> **Esercizi proposti**:
a. Rispondi alle seguenti domande sul brano relativo al passaggio di proprietà dell'Inter:
(i) Chi prenderà con tutta probabilità il posto di Massimo Moratti?
(ii) Qual è il nome del fratello di Thohir?
(iii) Con quali occhi, secondo l'ultima frase, si guardano le cose sperando che Moratti continui a dilapidare il suo patrimonio?
b. Scrivi il seguito del brano relativo al passaggio di proprietà dell'Inter, riprendendo subito dopo la sua ultima frase.

=== Estratto fornito ===

L’Inter sta per cambiare proprietario. Erick Thohir con tutta probabilità prenderà il posto di Massimo Moratti.
Sono in molti ad essere preoccupati per la transizione del club nerazzurro dalle mani del cugino di Mick Jagger a quelle dell’incrocio tra un Marshmallow e Barbazoo. Anche io ho più di qualche dubbio, se non altro perché il fratello di Thohir, che tutti dicono essere il più sveglio tra i due, si chiama Garibaldi e nelle poche foto in compagnia di Erick sghignazza divertito, perfettamente conscio che con un fratellino così pirla sarà sempre lui il preferito di papà.
Questi e tanti altri elementi mi fanno sperare Moratti abbia voglia di dilapidare ancora per qualche lustro il suo patrimonio già lungamente provato da acquisti di calciatori di ogni origine ed estrazione, dal rifugiato politico kosovaro a interi nuclei familiari di sherpa nepalesi. Ma questo significa guardare le cose con gli occhi del pessimismo.

=== Insieme di dati ===

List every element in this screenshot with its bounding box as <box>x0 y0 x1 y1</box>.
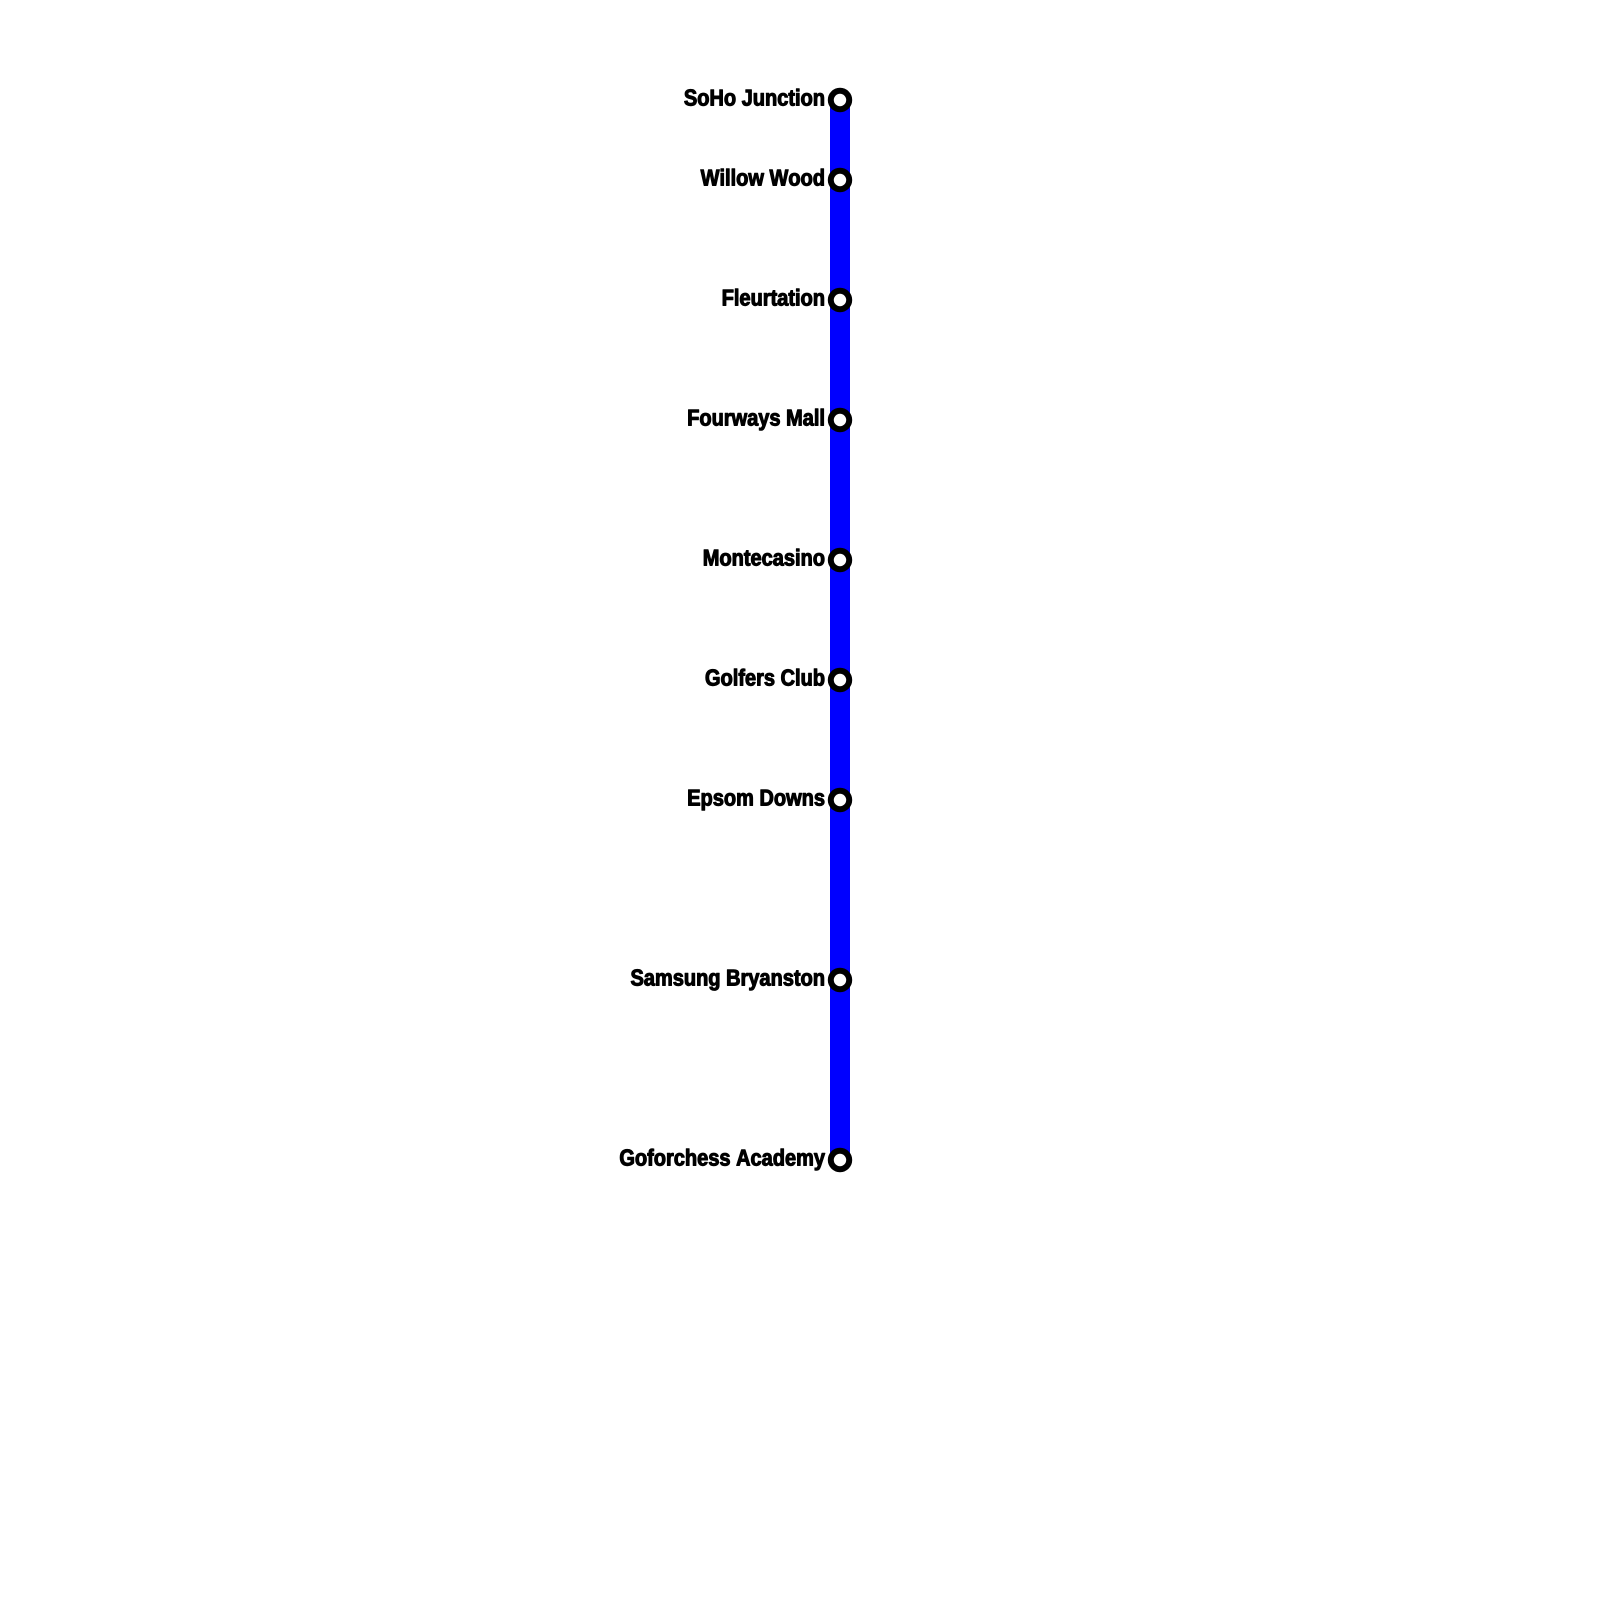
node Willow Wood station <box>831 171 849 189</box>
label Golfers Club <box>706 669 824 686</box>
node Fourways Mall station <box>831 411 849 429</box>
label Fleurtation <box>723 289 824 306</box>
node Samsung Bryanston station <box>831 971 849 989</box>
label Samsung Bryanston <box>631 969 824 990</box>
label SoHo Junction <box>685 89 824 106</box>
label Goforchess Academy <box>620 1149 825 1171</box>
label Willow Wood <box>701 169 824 186</box>
node Goforchess Academy station <box>831 1151 849 1169</box>
node Golfers Club station <box>831 671 849 689</box>
label Epsom Downs <box>689 790 825 811</box>
node Epsom Downs station <box>831 791 849 809</box>
wire Blue Line route <box>830 100 850 1160</box>
node SoHo Junction station <box>831 91 849 109</box>
label Montecasino <box>704 549 824 566</box>
label Fourways Mall <box>689 409 824 431</box>
node Fleurtation station <box>831 291 849 309</box>
node Montecasino station <box>831 551 849 569</box>
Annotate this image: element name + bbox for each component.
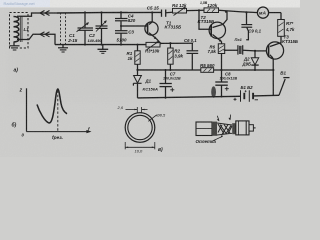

===

> **Risposte agli esercizi**:
a.
(i) Erick Thohir.
(ii) Garibaldi.
(iii) Con gli occhi del pessimismo.

b.
Quando mi voglio rinfrancare penso a quanto l’Inter al momento sia enormemente superiore al Milan. E poi mi faccio una ragione del fatto che, in questo primo scorcio di millennio, le acquisizioni di club calcistici da parte di personaggi improbabili sono all’ordine del giorno.
Eccone una breve carrellata.
Anzhi. Un investimento a lungo termine
Sulejman Kerimov è l’archetipo del pappone russo, raffinato quanto un cappello di Marina Ripa di Meana e per nulla spaventato all’idea di sporcarsi le mani. Infatti ha investito forte su un’azienda di fertilizzanti. E sull’Anzhi.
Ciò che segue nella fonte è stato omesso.